#### Problem details
Retype all of the data. Every line must match exactly.

________________

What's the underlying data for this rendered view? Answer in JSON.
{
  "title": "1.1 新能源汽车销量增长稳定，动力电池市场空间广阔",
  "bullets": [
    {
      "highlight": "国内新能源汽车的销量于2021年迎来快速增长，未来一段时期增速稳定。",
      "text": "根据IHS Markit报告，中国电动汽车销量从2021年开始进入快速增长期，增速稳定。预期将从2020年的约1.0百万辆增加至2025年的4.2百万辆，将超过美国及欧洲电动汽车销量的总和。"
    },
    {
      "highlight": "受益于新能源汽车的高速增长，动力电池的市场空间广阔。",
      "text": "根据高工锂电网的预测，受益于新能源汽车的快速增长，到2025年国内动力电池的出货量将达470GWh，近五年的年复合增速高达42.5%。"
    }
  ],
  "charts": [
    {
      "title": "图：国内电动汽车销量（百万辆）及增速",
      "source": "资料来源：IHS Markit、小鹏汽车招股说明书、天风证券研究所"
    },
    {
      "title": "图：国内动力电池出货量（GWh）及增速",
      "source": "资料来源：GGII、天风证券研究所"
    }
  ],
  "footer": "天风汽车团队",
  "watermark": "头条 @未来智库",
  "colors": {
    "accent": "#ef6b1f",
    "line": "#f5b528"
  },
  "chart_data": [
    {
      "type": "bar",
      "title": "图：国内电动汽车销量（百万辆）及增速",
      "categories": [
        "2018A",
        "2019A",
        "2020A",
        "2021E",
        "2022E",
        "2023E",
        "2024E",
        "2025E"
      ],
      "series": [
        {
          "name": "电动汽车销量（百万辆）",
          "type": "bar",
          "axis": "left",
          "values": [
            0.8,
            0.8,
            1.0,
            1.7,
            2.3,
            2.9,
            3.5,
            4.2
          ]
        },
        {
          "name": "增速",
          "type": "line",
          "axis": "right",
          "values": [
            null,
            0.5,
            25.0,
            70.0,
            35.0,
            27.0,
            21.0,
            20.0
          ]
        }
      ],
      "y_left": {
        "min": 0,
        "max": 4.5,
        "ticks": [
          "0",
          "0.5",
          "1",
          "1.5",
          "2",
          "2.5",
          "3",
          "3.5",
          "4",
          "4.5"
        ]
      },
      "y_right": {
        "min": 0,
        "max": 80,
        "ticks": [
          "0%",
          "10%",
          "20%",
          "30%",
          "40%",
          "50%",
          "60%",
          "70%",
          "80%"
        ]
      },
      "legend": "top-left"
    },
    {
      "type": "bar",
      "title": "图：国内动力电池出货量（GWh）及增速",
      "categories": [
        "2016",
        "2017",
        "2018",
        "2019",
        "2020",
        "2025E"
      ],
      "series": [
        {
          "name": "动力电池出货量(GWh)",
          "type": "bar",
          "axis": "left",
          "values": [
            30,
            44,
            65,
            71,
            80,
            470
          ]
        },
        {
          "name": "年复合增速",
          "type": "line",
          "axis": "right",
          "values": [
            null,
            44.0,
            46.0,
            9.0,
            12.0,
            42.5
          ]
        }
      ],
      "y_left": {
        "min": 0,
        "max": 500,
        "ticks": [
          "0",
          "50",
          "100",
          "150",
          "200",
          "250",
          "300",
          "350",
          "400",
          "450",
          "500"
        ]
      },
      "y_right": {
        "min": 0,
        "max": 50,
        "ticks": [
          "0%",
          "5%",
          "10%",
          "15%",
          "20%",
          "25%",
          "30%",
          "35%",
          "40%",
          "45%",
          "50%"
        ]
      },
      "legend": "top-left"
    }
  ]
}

________________

#### Answer for this exercise
What's the underlying data for this rendered view? Answer in JSON.
{
  "title": "1.1 新能源汽车销量增长稳定，动力电池市场空间广阔",
  "bullets": [
    {
      "highlight": "国内新能源汽车的销量于2021年迎来快速增长，未来一段时期增速稳定。",
      "text": "根据IHS Markit报告，中国电动汽车销量从2021年开始进入快速增长期，增速稳定。预期将从2020年的约1.0百万辆增加至2025年的4.2百万辆，将超过美国及欧洲电动汽车销量的总和。"
    },
    {
      "highlight": "受益于新能源汽车的高速增长，动力电池的市场空间广阔。",
      "text": "根据高工锂电网的预测，受益于新能源汽车的快速增长，到2025年国内动力电池的出货量将达470GWh，近五年的年复合增速高达42.5%。"
    }
  ],
  "charts": [
    {
      "title": "图：国内电动汽车销量（百万辆）及增速",
      "source": "资料来源：IHS Markit、小鹏汽车招股说明书、天风证券研究所"
    },
    {
      "title": "图：国内动力电池出货量（GWh）及增速",
      "source": "资料来源：GGII、天风证券研究所"
    }
  ],
  "footer": "天风汽车团队",
  "watermark": "头条 @未来智库",
  "colors": {
    "accent": "#ef6b1f",
    "line": "#f5b528"
  },
  "chart_data": [
    {
      "type": "bar",
      "title": "图：国内电动汽车销量（百万辆）及增速",
      "categories": [
        "2018A",
        "2019A",
        "2020A",
        "2021E",
        "2022E",
        "2023E",
        "2024E",
        "2025E"
      ],
      "series": [
        {
          "name": "电动汽车销量（百万辆）",
          "type": "bar",
          "axis": "left",
          "values": [
            0.8,
            0.8,
            1.0,
            1.7,
            2.3,
            2.9,
            3.5,
            4.2
          ]
        },
        {
          "name": "增速",
          "type": "line",
          "axis": "right",
          "values": [
            null,
            0.5,
            25.0,
            70.0,
            35.0,
            27.0,
            21.0,
            20.0
          ]
        }
      ],
      "y_left": {
        "min": 0,
        "max": 4.5,
        "ticks": [
          "0",
          "0.5",
          "1",
          "1.5",
          "2",
          "2.5",
          "3",
          "3.5",
          "4",
          "4.5"
        ]
      },
      "y_right": {
        "min": 0,
        "max": 80,
        "ticks": [
          "0%",
          "10%",
          "20%",
          "30%",
          "40%",
          "50%",
          "60%",
          "70%",
          "80%"
        ]
      },
      "legend": "top-left"
    },
    {
      "type": "bar",
      "title": "图：国内动力电池出货量（GWh）及增速",
      "categories": [
        "2016",
        "2017",
        "2018",
        "2019",
        "2020",
        "2025E"
      ],
      "series": [
        {
          "name": "动力电池出货量(GWh)",
          "type": "bar",
          "axis": "left",
          "values": [
            30,
            44,
            65,
            71,
            80,
            470
          ]
        },
        {
          "name": "年复合增速",
          "type": "line",
          "axis": "right",
          "values": [
            null,
            44.0,
            46.0,
            9.0,
            12.0,
            42.5
          ]
        }
      ],
      "y_left": {
        "min": 0,
        "max": 500,
        "ticks": [
          "0",
          "50",
          "100",
          "150",
          "200",
          "250",
          "300",
          "350",
          "400",
          "450",
          "500"
        ]
      },
      "y_right": {
        "min": 0,
        "max": 50,
        "ticks": [
          "0%",
          "5%",
          "10%",
          "15%",
          "20%",
          "25%",
          "30%",
          "35%",
          "40%",
          "45%",
          "50%"
        ]
      },
      "legend": "top-left"
    }
  ]
}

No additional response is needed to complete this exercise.